Return each line from the rows below that contains the word "this". Treat uppercase and lowercase as different.

Annotations of layout elements
--

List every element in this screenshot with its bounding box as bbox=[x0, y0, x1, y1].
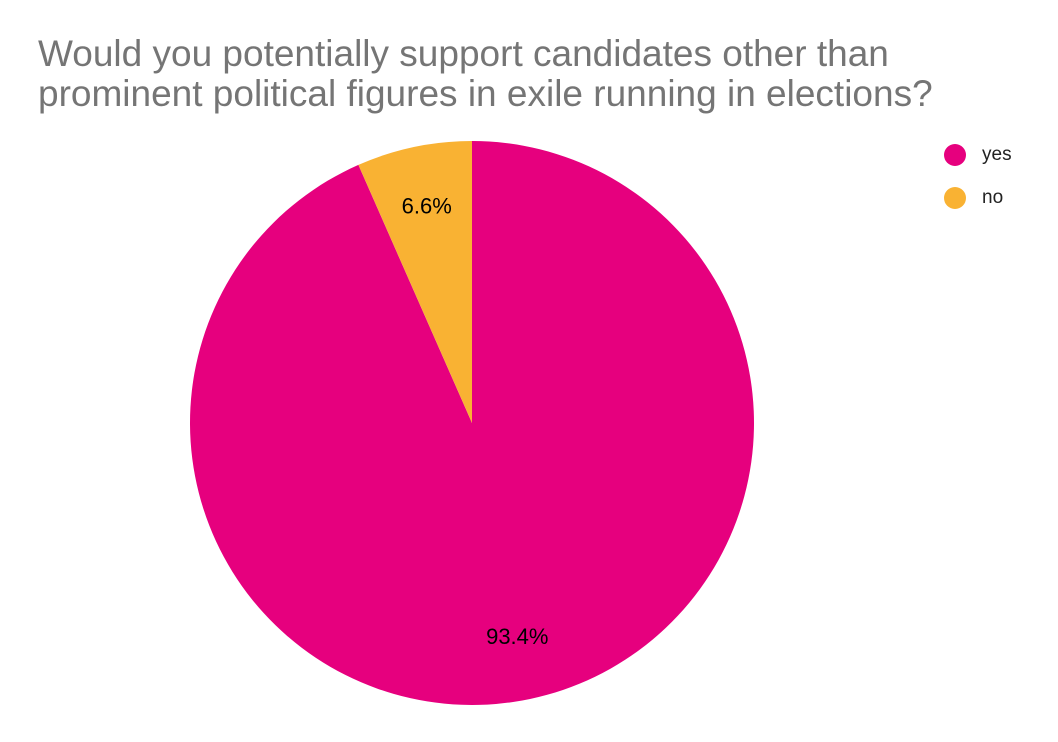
data-label: 93.4% bbox=[486, 624, 548, 649]
legend-swatch bbox=[944, 187, 966, 209]
data-label: 6.6% bbox=[402, 194, 452, 219]
legend-label: no bbox=[982, 187, 1003, 208]
pie-slice bbox=[358, 141, 472, 423]
pie-slice bbox=[189, 141, 754, 705]
legend-label: yes bbox=[982, 144, 1012, 165]
legend-swatch bbox=[944, 144, 966, 166]
chart-title: Would you potentially support candidates… bbox=[38, 33, 933, 114]
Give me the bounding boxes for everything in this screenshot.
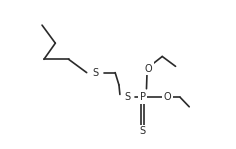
Text: S: S bbox=[124, 92, 131, 102]
Text: S: S bbox=[92, 68, 98, 78]
Text: O: O bbox=[145, 64, 152, 74]
Text: P: P bbox=[140, 92, 146, 102]
Text: O: O bbox=[164, 92, 171, 102]
Text: S: S bbox=[140, 127, 146, 136]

--

**Result of the exercise**
List every element in this screenshot with its bounding box as bbox=[x0, y0, x1, y1].
Give me the bounding boxes for everything in this screenshot.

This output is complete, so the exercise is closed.